#### MATERIAL SHOWN

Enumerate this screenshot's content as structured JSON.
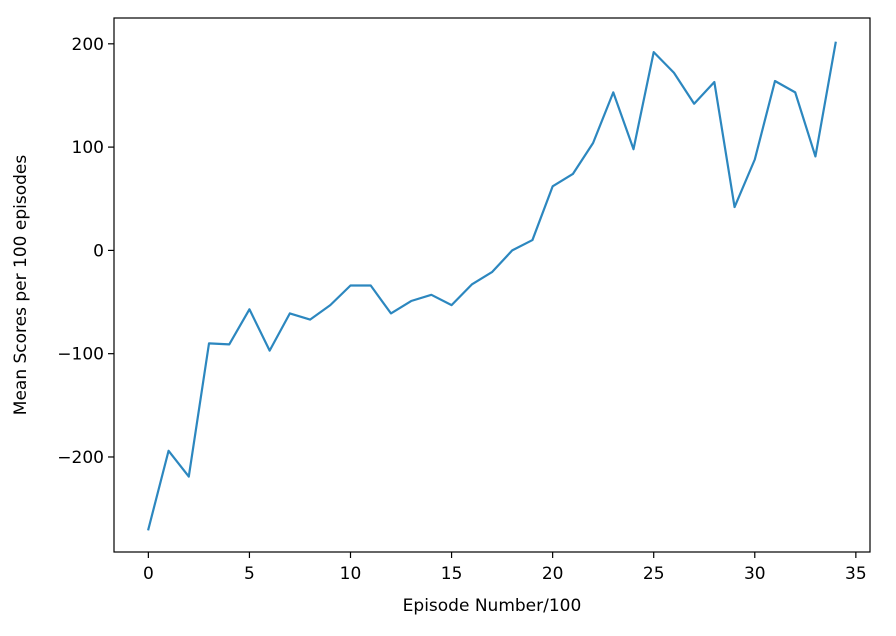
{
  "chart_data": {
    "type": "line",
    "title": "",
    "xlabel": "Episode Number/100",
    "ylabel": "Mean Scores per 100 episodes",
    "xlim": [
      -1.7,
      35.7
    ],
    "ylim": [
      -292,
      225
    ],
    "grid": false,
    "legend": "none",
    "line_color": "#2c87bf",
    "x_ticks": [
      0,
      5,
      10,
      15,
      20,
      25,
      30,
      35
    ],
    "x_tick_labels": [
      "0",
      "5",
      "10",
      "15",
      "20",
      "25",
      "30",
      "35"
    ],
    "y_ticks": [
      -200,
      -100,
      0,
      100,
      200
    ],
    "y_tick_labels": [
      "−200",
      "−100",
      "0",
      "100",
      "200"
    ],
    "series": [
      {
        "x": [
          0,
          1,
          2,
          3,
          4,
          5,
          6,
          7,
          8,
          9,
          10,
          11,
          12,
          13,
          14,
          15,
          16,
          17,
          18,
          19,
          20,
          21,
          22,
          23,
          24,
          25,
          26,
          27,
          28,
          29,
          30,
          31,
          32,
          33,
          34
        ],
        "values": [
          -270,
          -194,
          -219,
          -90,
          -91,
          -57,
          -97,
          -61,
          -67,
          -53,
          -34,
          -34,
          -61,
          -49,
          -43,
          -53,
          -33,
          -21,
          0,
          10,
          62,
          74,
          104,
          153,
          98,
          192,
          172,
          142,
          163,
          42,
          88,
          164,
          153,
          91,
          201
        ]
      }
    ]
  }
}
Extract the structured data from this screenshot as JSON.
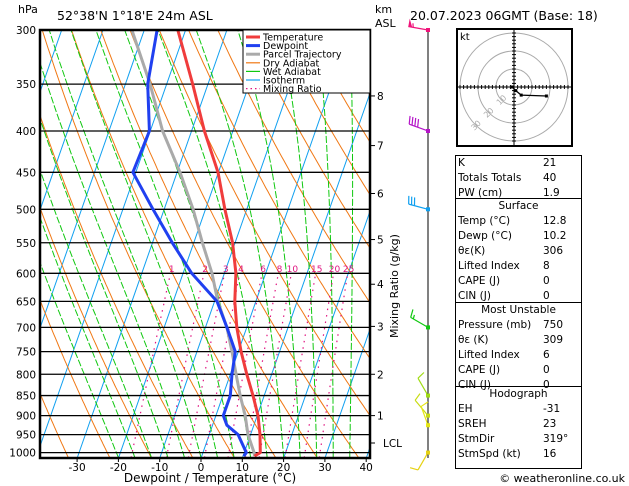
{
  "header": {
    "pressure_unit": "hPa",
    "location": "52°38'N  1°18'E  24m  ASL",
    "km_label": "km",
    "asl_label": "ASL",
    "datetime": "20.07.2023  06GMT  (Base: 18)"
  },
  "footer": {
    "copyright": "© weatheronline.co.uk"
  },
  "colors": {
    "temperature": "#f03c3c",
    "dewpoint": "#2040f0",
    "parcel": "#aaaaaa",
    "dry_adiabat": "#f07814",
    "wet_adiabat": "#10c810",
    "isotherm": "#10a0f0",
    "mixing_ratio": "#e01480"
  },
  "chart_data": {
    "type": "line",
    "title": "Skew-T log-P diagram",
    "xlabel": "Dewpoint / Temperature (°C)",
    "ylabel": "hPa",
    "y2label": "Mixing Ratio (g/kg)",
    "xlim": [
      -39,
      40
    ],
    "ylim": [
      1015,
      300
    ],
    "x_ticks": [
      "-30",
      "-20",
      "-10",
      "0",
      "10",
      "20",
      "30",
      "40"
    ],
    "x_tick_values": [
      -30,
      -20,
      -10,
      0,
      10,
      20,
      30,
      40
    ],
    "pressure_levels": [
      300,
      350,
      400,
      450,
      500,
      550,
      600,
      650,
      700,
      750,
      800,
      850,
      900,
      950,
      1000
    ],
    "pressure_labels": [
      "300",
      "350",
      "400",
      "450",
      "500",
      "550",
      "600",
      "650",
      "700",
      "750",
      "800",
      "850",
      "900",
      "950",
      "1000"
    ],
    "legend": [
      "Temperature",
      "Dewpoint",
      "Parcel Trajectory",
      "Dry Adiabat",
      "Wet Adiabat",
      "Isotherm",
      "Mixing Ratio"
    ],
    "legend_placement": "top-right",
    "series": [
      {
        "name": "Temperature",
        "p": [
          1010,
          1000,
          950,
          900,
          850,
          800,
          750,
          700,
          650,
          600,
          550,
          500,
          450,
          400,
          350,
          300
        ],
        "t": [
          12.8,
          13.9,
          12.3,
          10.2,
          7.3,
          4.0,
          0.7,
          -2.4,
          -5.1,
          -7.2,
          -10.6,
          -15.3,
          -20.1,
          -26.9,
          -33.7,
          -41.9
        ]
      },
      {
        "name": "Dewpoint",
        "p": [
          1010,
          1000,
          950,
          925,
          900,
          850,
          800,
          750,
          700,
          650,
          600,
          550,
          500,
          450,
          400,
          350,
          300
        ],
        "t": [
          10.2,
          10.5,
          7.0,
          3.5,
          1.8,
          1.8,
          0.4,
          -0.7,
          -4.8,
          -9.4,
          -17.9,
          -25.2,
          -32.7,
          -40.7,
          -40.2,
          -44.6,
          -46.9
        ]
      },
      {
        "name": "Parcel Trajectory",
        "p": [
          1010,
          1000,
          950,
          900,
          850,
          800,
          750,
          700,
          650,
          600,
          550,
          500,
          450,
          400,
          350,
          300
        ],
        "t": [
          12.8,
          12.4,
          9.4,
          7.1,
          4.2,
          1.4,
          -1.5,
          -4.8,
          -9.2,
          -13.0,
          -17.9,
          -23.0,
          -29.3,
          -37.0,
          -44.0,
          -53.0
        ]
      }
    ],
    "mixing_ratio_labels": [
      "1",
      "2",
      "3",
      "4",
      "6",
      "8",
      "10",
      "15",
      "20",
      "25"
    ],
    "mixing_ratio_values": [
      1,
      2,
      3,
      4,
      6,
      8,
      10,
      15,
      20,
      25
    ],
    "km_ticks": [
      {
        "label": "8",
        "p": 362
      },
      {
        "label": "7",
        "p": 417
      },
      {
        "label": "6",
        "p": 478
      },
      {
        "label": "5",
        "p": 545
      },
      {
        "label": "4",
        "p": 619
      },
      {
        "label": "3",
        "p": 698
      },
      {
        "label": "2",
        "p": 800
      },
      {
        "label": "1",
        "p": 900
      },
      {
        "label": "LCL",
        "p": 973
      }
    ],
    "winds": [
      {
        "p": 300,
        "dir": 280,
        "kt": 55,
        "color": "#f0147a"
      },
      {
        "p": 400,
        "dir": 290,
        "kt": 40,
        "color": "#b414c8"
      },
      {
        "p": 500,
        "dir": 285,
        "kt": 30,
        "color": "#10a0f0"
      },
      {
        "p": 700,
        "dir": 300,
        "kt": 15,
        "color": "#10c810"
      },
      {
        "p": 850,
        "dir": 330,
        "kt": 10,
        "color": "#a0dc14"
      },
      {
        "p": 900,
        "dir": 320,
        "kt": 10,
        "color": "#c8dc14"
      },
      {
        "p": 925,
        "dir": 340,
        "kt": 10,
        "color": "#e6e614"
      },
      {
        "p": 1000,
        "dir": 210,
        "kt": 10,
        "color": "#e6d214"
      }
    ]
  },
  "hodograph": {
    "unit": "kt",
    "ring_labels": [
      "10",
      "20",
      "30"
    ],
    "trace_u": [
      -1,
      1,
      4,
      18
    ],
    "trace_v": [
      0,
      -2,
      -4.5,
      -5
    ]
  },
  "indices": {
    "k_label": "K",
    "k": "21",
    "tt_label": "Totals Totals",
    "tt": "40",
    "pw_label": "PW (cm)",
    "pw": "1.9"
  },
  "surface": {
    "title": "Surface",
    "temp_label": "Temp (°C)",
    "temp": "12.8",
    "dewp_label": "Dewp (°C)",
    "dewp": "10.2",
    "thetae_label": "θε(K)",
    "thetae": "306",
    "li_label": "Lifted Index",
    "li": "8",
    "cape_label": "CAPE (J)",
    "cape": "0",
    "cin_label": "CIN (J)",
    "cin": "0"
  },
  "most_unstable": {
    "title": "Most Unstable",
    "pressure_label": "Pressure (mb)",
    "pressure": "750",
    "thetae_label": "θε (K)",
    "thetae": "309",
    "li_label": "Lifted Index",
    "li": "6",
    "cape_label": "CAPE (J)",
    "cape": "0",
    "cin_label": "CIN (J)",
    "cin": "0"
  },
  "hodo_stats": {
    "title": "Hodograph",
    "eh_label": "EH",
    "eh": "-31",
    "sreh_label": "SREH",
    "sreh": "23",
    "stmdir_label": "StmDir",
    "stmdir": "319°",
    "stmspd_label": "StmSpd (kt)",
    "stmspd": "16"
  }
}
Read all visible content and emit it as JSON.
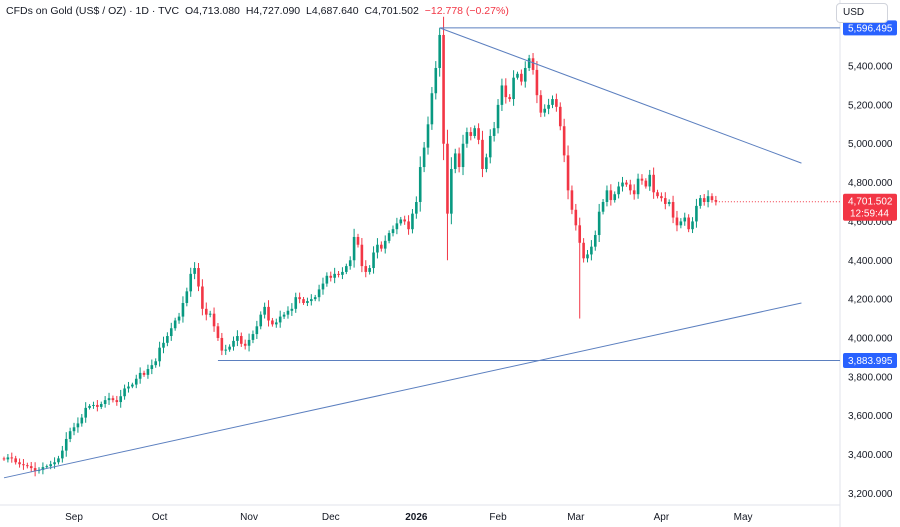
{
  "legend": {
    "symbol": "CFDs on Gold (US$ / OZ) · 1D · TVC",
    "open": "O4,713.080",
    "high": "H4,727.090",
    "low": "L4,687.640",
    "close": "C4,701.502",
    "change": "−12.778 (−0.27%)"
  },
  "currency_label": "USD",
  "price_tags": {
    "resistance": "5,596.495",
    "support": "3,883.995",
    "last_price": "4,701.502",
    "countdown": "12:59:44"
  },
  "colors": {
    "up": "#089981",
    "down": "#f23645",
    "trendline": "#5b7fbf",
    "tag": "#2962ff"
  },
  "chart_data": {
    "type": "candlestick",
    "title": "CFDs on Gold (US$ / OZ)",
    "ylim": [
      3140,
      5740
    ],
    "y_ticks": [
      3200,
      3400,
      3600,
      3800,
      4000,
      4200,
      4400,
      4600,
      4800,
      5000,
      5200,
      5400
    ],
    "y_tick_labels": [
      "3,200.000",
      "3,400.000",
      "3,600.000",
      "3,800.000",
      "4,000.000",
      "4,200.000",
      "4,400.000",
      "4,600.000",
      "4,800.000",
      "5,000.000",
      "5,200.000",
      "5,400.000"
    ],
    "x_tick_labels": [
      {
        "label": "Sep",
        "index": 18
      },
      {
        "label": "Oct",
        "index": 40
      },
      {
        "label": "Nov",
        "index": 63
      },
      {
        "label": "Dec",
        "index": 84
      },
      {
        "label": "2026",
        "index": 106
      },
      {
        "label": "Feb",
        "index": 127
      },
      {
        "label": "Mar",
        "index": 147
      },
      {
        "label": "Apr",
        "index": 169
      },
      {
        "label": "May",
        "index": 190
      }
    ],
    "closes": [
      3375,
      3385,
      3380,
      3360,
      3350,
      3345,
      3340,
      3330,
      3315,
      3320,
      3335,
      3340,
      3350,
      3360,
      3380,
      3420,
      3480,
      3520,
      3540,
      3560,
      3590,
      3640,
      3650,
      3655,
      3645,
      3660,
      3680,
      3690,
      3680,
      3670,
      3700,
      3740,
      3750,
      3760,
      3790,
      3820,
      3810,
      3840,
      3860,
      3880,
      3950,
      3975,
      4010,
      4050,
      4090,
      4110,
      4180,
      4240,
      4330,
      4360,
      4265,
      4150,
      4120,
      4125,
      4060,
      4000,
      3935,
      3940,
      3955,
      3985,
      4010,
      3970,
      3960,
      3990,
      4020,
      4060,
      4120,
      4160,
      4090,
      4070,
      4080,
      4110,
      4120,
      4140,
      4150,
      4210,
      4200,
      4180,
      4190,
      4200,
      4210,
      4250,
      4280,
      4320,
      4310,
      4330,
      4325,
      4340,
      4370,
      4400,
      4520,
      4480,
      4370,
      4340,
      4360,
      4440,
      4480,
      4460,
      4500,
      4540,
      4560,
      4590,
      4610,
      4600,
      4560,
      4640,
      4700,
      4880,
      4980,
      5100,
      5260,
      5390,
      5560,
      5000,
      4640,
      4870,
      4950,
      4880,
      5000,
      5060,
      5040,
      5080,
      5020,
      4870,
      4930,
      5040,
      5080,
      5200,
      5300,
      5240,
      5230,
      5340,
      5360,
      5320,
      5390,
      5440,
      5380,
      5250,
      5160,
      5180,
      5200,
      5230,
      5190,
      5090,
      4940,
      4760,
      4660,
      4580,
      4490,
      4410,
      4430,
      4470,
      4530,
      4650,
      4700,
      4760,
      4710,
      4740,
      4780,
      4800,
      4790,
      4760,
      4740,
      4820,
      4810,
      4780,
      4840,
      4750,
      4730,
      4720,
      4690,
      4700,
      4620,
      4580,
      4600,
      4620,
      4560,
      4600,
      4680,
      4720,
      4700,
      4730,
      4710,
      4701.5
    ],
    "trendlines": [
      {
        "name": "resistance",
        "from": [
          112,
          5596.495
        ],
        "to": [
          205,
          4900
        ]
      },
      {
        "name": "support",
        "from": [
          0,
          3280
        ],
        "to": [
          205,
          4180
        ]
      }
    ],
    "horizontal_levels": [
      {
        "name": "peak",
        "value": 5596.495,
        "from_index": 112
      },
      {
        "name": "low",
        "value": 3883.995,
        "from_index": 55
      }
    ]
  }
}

########

** PROMPT **
In the listing, find every line with the word "CFDs" and state how many there are, nothing more.

** THE RESULT **
2